[Data entries]

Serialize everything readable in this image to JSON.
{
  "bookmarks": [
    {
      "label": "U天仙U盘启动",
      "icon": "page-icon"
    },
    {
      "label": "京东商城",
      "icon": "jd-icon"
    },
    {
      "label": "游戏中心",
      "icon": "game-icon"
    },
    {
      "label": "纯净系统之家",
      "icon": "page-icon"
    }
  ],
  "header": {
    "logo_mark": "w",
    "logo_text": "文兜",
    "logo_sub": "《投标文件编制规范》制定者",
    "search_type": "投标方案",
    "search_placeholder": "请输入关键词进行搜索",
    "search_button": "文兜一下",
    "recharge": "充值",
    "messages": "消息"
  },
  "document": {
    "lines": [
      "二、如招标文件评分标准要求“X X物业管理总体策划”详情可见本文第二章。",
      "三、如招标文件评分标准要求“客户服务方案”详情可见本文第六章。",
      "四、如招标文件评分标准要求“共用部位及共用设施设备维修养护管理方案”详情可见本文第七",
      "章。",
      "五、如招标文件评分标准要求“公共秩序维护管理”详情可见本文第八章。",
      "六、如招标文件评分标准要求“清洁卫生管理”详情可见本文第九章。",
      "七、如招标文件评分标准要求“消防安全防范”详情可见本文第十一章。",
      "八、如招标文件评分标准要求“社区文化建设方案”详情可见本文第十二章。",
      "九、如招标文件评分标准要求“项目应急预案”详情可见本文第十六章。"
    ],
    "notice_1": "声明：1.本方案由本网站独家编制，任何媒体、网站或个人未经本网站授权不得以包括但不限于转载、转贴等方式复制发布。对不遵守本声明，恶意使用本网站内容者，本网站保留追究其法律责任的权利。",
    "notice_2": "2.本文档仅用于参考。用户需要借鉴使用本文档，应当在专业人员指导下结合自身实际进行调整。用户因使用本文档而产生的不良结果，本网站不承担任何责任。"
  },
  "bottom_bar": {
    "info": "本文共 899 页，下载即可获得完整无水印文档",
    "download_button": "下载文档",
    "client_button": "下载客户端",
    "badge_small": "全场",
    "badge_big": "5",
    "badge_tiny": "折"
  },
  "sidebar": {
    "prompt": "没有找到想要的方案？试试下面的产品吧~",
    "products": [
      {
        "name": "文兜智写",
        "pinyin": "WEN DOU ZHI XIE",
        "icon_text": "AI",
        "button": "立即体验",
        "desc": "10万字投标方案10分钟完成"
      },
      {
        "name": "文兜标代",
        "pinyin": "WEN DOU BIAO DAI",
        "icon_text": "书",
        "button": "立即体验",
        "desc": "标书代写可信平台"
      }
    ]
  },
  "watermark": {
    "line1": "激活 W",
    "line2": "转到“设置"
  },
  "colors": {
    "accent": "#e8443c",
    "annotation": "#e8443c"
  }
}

### What you will do
Select every line above that contains the word "desc", and copy it.

### Task result
        "desc": "10万字投标方案10分钟完成"
        "desc": "标书代写可信平台"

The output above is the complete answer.